─── ENTRIES SUPPLIED

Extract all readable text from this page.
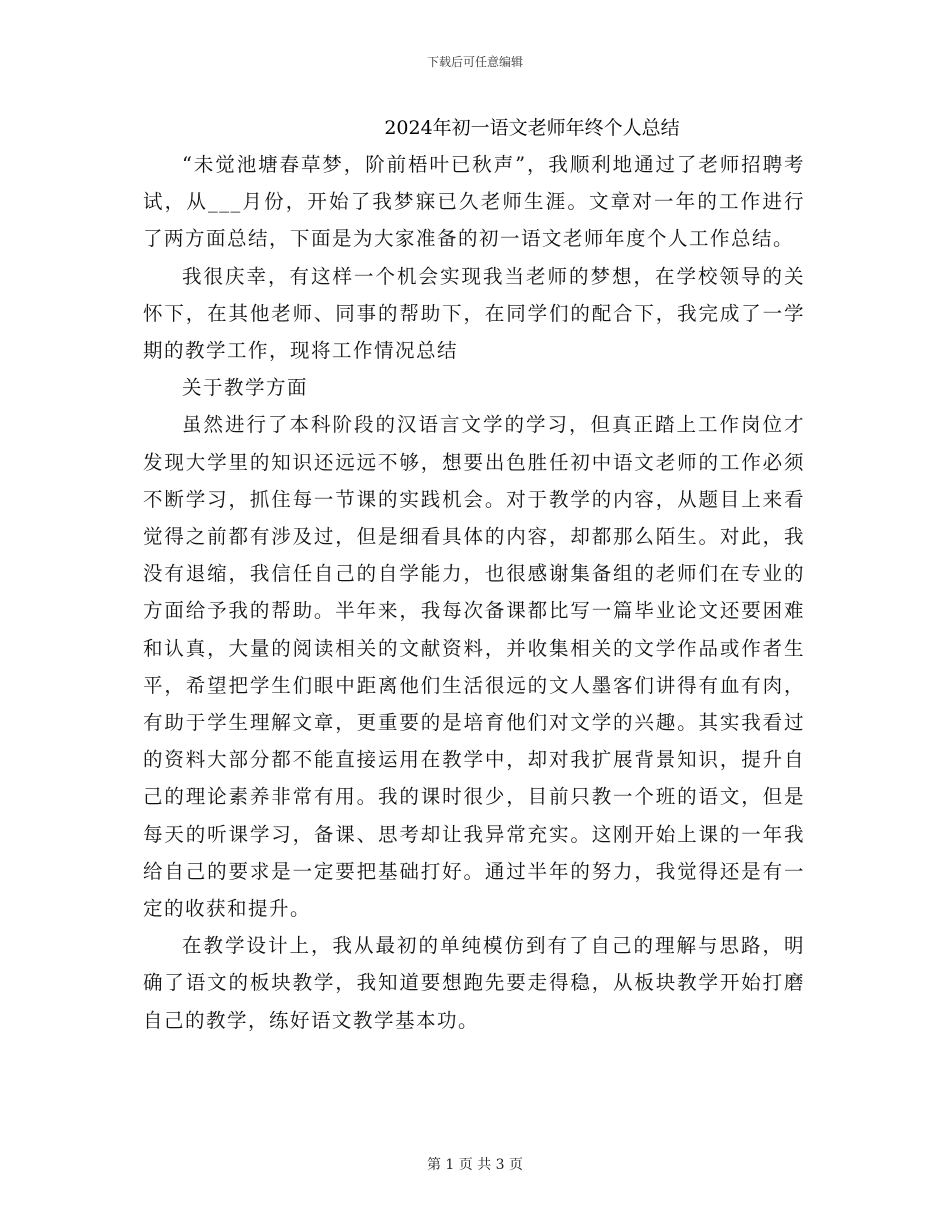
下载后可任意编辑
2024年初一语文老师年终个人总结

“未觉池塘春草梦，阶前梧叶已秋声”，我顺利地通过了老师招聘考试，从___月份，开始了我梦寐已久老师生涯。文章对一年的工作进行了两方面总结，下面是为大家准备的初一语文老师年度个人工作总结。

我很庆幸，有这样一个机会实现我当老师的梦想，在学校领导的关怀下，在其他老师、同事的帮助下，在同学们的配合下，我完成了一学期的教学工作，现将工作情况总结

关于教学方面

虽然进行了本科阶段的汉语言文学的学习，但真正踏上工作岗位才发现大学里的知识还远远不够，想要出色胜任初中语文老师的工作必须不断学习，抓住每一节课的实践机会。对于教学的内容，从题目上来看觉得之前都有涉及过，但是细看具体的内容，却都那么陌生。对此，我没有退缩，我信任自己的自学能力，也很感谢集备组的老师们在专业的方面给予我的帮助。半年来，我每次备课都比写一篇毕业论文还要困难和认真，大量的阅读相关的文献资料，并收集相关的文学作品或作者生平，希望把学生们眼中距离他们生活很远的文人墨客们讲得有血有肉，有助于学生理解文章，更重要的是培育他们对文学的兴趣。其实我看过的资料大部分都不能直接运用在教学中，却对我扩展背景知识，提升自己的理论素养非常有用。我的课时很少，目前只教一个班的语文，但是每天的听课学习，备课、思考却让我异常充实。这刚开始上课的一年我给自己的要求是一定要把基础打好。通过半年的努力，我觉得还是有一定的收获和提升。

在教学设计上，我从最初的单纯模仿到有了自己的理解与思路，明确了语文的板块教学，我知道要想跑先要走得稳，从板块教学开始打磨自己的教学，练好语文教学基本功。

第 1 页 共 3 页
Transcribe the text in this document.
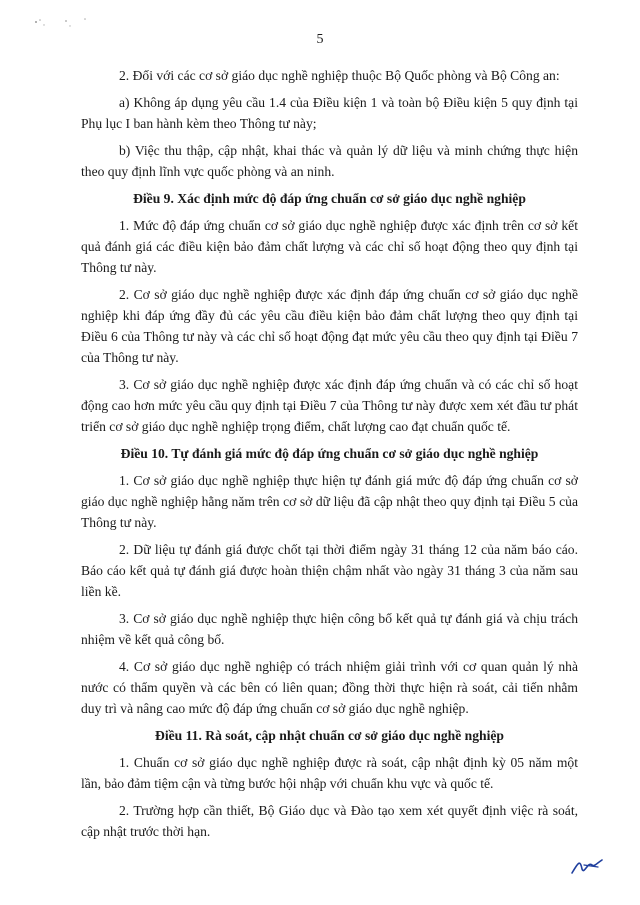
5

2. Đối với các cơ sở giáo dục nghề nghiệp thuộc Bộ Quốc phòng và Bộ Công an:

a) Không áp dụng yêu cầu 1.4 của Điều kiện 1 và toàn bộ Điều kiện 5 quy định tại Phụ lục I ban hành kèm theo Thông tư này;

b) Việc thu thập, cập nhật, khai thác và quản lý dữ liệu và minh chứng thực hiện theo quy định lĩnh vực quốc phòng và an ninh.

Điều 9. Xác định mức độ đáp ứng chuẩn cơ sở giáo dục nghề nghiệp

1. Mức độ đáp ứng chuẩn cơ sở giáo dục nghề nghiệp được xác định trên cơ sở kết quả đánh giá các điều kiện bảo đảm chất lượng và các chỉ số hoạt động theo quy định tại Thông tư này.

2. Cơ sở giáo dục nghề nghiệp được xác định đáp ứng chuẩn cơ sở giáo dục nghề nghiệp khi đáp ứng đầy đủ các yêu cầu điều kiện bảo đảm chất lượng theo quy định tại Điều 6 của Thông tư này và các chỉ số hoạt động đạt mức yêu cầu theo quy định tại Điều 7 của Thông tư này.

3. Cơ sở giáo dục nghề nghiệp được xác định đáp ứng chuẩn và có các chỉ số hoạt động cao hơn mức yêu cầu quy định tại Điều 7 của Thông tư này được xem xét đầu tư phát triển cơ sở giáo dục nghề nghiệp trọng điểm, chất lượng cao đạt chuẩn quốc tế.

Điều 10. Tự đánh giá mức độ đáp ứng chuẩn cơ sở giáo dục nghề nghiệp

1. Cơ sở giáo dục nghề nghiệp thực hiện tự đánh giá mức độ đáp ứng chuẩn cơ sở giáo dục nghề nghiệp hằng năm trên cơ sở dữ liệu đã cập nhật theo quy định tại Điều 5 của Thông tư này.

2. Dữ liệu tự đánh giá được chốt tại thời điểm ngày 31 tháng 12 của năm báo cáo. Báo cáo kết quả tự đánh giá được hoàn thiện chậm nhất vào ngày 31 tháng 3 của năm sau liền kề.

3. Cơ sở giáo dục nghề nghiệp thực hiện công bố kết quả tự đánh giá và chịu trách nhiệm về kết quả công bố.

4. Cơ sở giáo dục nghề nghiệp có trách nhiệm giải trình với cơ quan quản lý nhà nước có thẩm quyền và các bên có liên quan; đồng thời thực hiện rà soát, cải tiến nhằm duy trì và nâng cao mức độ đáp ứng chuẩn cơ sở giáo dục nghề nghiệp.

Điều 11. Rà soát, cập nhật chuẩn cơ sở giáo dục nghề nghiệp

1. Chuẩn cơ sở giáo dục nghề nghiệp được rà soát, cập nhật định kỳ 05 năm một lần, bảo đảm tiệm cận và từng bước hội nhập với chuẩn khu vực và quốc tế.

2. Trường hợp cần thiết, Bộ Giáo dục và Đào tạo xem xét quyết định việc rà soát, cập nhật trước thời hạn.
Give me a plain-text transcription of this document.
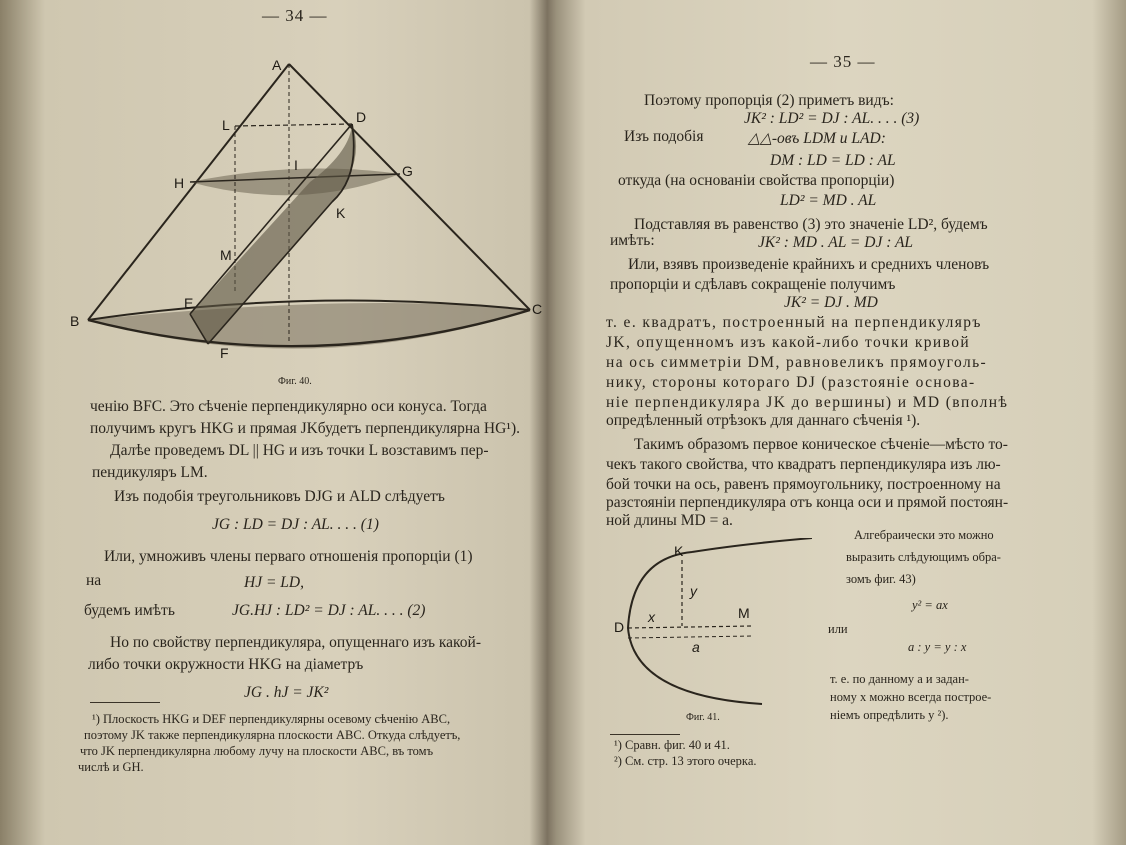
— 34 —
A
D
L
G
H
I
K
M
E
B
C
F
Фиг. 40.
ченію BFC. Это сѣченіе перпендикулярно оси конуса. Тогда
получимъ кругъ HKG и прямая JKбудетъ перпендикулярна HG¹).
Далѣе проведемъ DL || HG и изъ точки L возставимъ пер-
пендикуляръ LM.
Изъ подобія треугольниковъ DJG и ALD слѣдуетъ
JG : LD = DJ : AL. . . . (1)
Или, умноживъ члены перваго отношенія пропорціи (1)
на	HJ = LD,
будемъ имѣть	JG.HJ : LD² = DJ : AL. . . . (2)
Но по свойству перпендикуляра, опущеннаго изъ какой-
либо точки окружности HKG на діаметръ
JG . hJ = JK²
¹) Плоскость HKG и DEF перпендикулярны осевому сѣченію ABC,
поэтому JK также перпендикулярна плоскости ABC. Откуда слѣдуетъ,
что JK перпендикулярна любому лучу на плоскости ABC, въ томъ
числѣ и GH.
— 35 —
Поэтому пропорція (2) приметъ видъ:
JK² : LD² = DJ : AL. . . . (3)
Изъ подобія	△△-овъ LDM и LAD:
DM : LD = LD : AL
откуда (на основаніи свойства пропорціи)
LD² = MD . AL
Подставляя въ равенство (3) это значеніе LD², будемъ
имѣть:	JK² : MD . AL = DJ : AL
Или, взявъ произведеніе крайнихъ и среднихъ членовъ
пропорціи и сдѣлавъ сокращеніе получимъ
JK² = DJ . MD
т. е. квадратъ, построенный на перпендикуляръ
JK, опущенномъ изъ какой-либо точки кривой
на ось симметріи DM, равновеликъ прямоуголь-
нику, стороны котораго DJ (разстояніе основа-
ніе перпендикуляра JK до вершины) и MD (вполнѣ
опредѣленный отрѣзокъ для даннаго сѣченія ¹).
Такимъ образомъ первое коническое сѣченіе—мѣсто то-
чекъ такого свойства, что квадратъ перпендикуляра изъ лю-
бой точки на ось, равенъ прямоугольнику, построенному на
разстояніи перпендикуляра отъ конца оси и прямой постоян-
ной длины MD = a.
K
y
D
x	M
a
Фиг. 41.
Алгебраически это можно
выразить слѣдующимъ обра-
зомъ фиг. 43)
y² = ax
или
a : y = y : x
т. е. по данному a и задан-
ному x можно всегда построе-
ніемъ опредѣлить y ²).
¹) Сравн. фиг. 40 и 41.
²) См. стр. 13 этого очерка.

──────

### TO BE DONE
Drop the images and repeat the data exactly.

### REPLY
Extract all readable text from this page.
下载后可任意编辑
2024年初一语文老师年终个人总结

“未觉池塘春草梦，阶前梧叶已秋声”，我顺利地通过了老师招聘考试，从___月份，开始了我梦寐已久老师生涯。文章对一年的工作进行了两方面总结，下面是为大家准备的初一语文老师年度个人工作总结。

我很庆幸，有这样一个机会实现我当老师的梦想，在学校领导的关怀下，在其他老师、同事的帮助下，在同学们的配合下，我完成了一学期的教学工作，现将工作情况总结

关于教学方面

虽然进行了本科阶段的汉语言文学的学习，但真正踏上工作岗位才发现大学里的知识还远远不够，想要出色胜任初中语文老师的工作必须不断学习，抓住每一节课的实践机会。对于教学的内容，从题目上来看觉得之前都有涉及过，但是细看具体的内容，却都那么陌生。对此，我没有退缩，我信任自己的自学能力，也很感谢集备组的老师们在专业的方面给予我的帮助。半年来，我每次备课都比写一篇毕业论文还要困难和认真，大量的阅读相关的文献资料，并收集相关的文学作品或作者生平，希望把学生们眼中距离他们生活很远的文人墨客们讲得有血有肉，有助于学生理解文章，更重要的是培育他们对文学的兴趣。其实我看过的资料大部分都不能直接运用在教学中，却对我扩展背景知识，提升自己的理论素养非常有用。我的课时很少，目前只教一个班的语文，但是每天的听课学习，备课、思考却让我异常充实。这刚开始上课的一年我给自己的要求是一定要把基础打好。通过半年的努力，我觉得还是有一定的收获和提升。

在教学设计上，我从最初的单纯模仿到有了自己的理解与思路，明确了语文的板块教学，我知道要想跑先要走得稳，从板块教学开始打磨自己的教学，练好语文教学基本功。

第 1 页 共 3 页
Transcribe the text in this document.
5

2. Đối với các cơ sở giáo dục nghề nghiệp thuộc Bộ Quốc phòng và Bộ Công an:

a) Không áp dụng yêu cầu 1.4 của Điều kiện 1 và toàn bộ Điều kiện 5 quy định tại Phụ lục I ban hành kèm theo Thông tư này;

b) Việc thu thập, cập nhật, khai thác và quản lý dữ liệu và minh chứng thực hiện theo quy định lĩnh vực quốc phòng và an ninh.

Điều 9. Xác định mức độ đáp ứng chuẩn cơ sở giáo dục nghề nghiệp

1. Mức độ đáp ứng chuẩn cơ sở giáo dục nghề nghiệp được xác định trên cơ sở kết quả đánh giá các điều kiện bảo đảm chất lượng và các chỉ số hoạt động theo quy định tại Thông tư này.

2. Cơ sở giáo dục nghề nghiệp được xác định đáp ứng chuẩn cơ sở giáo dục nghề nghiệp khi đáp ứng đầy đủ các yêu cầu điều kiện bảo đảm chất lượng theo quy định tại Điều 6 của Thông tư này và các chỉ số hoạt động đạt mức yêu cầu theo quy định tại Điều 7 của Thông tư này.

3. Cơ sở giáo dục nghề nghiệp được xác định đáp ứng chuẩn và có các chỉ số hoạt động cao hơn mức yêu cầu quy định tại Điều 7 của Thông tư này được xem xét đầu tư phát triển cơ sở giáo dục nghề nghiệp trọng điểm, chất lượng cao đạt chuẩn quốc tế.

Điều 10. Tự đánh giá mức độ đáp ứng chuẩn cơ sở giáo dục nghề nghiệp

1. Cơ sở giáo dục nghề nghiệp thực hiện tự đánh giá mức độ đáp ứng chuẩn cơ sở giáo dục nghề nghiệp hằng năm trên cơ sở dữ liệu đã cập nhật theo quy định tại Điều 5 của Thông tư này.

2. Dữ liệu tự đánh giá được chốt tại thời điểm ngày 31 tháng 12 của năm báo cáo. Báo cáo kết quả tự đánh giá được hoàn thiện chậm nhất vào ngày 31 tháng 3 của năm sau liền kề.

3. Cơ sở giáo dục nghề nghiệp thực hiện công bố kết quả tự đánh giá và chịu trách nhiệm về kết quả công bố.

4. Cơ sở giáo dục nghề nghiệp có trách nhiệm giải trình với cơ quan quản lý nhà nước có thẩm quyền và các bên có liên quan; đồng thời thực hiện rà soát, cải tiến nhằm duy trì và nâng cao mức độ đáp ứng chuẩn cơ sở giáo dục nghề nghiệp.

Điều 11. Rà soát, cập nhật chuẩn cơ sở giáo dục nghề nghiệp

1. Chuẩn cơ sở giáo dục nghề nghiệp được rà soát, cập nhật định kỳ 05 năm một lần, bảo đảm tiệm cận và từng bước hội nhập với chuẩn khu vực và quốc tế.

2. Trường hợp cần thiết, Bộ Giáo dục và Đào tạo xem xét quyết định việc rà soát, cập nhật trước thời hạn.
Give me a plain-text transcription of this document.
— 34 —
A
D
L
G
H
I
K
M
E
B
C
F
Фиг. 40.
ченію BFC. Это сѣченіе перпендикулярно оси конуса. Тогда
получимъ кругъ HKG и прямая JKбудетъ перпендикулярна HG¹).
Далѣе проведемъ DL || HG и изъ точки L возставимъ пер-
пендикуляръ LM.
Изъ подобія треугольниковъ DJG и ALD слѣдуетъ
JG : LD = DJ : AL. . . . (1)
Или, умноживъ члены перваго отношенія пропорціи (1)
на	HJ = LD,
будемъ имѣть	JG.HJ : LD² = DJ : AL. . . . (2)
Но по свойству перпендикуляра, опущеннаго изъ какой-
либо точки окружности HKG на діаметръ
JG . hJ = JK²
¹) Плоскость HKG и DEF перпендикулярны осевому сѣченію ABC,
поэтому JK также перпендикулярна плоскости ABC. Откуда слѣдуетъ,
что JK перпендикулярна любому лучу на плоскости ABC, въ томъ
числѣ и GH.
— 35 —
Поэтому пропорція (2) приметъ видъ:
JK² : LD² = DJ : AL. . . . (3)
Изъ подобія	△△-овъ LDM и LAD:
DM : LD = LD : AL
откуда (на основаніи свойства пропорціи)
LD² = MD . AL
Подставляя въ равенство (3) это значеніе LD², будемъ
имѣть:	JK² : MD . AL = DJ : AL
Или, взявъ произведеніе крайнихъ и среднихъ членовъ
пропорціи и сдѣлавъ сокращеніе получимъ
JK² = DJ . MD
т. е. квадратъ, построенный на перпендикуляръ
JK, опущенномъ изъ какой-либо точки кривой
на ось симметріи DM, равновеликъ прямоуголь-
нику, стороны котораго DJ (разстояніе основа-
ніе перпендикуляра JK до вершины) и MD (вполнѣ
опредѣленный отрѣзокъ для даннаго сѣченія ¹).
Такимъ образомъ первое коническое сѣченіе—мѣсто то-
чекъ такого свойства, что квадратъ перпендикуляра изъ лю-
бой точки на ось, равенъ прямоугольнику, построенному на
разстояніи перпендикуляра отъ конца оси и прямой постоян-
ной длины MD = a.
K
y
D
x	M
a
Фиг. 41.
Алгебраически это можно
выразить слѣдующимъ обра-
зомъ фиг. 43)
y² = ax
или
a : y = y : x
т. е. по данному a и задан-
ному x можно всегда построе-
ніемъ опредѣлить y ²).
¹) Сравн. фиг. 40 и 41.
²) См. стр. 13 этого очерка.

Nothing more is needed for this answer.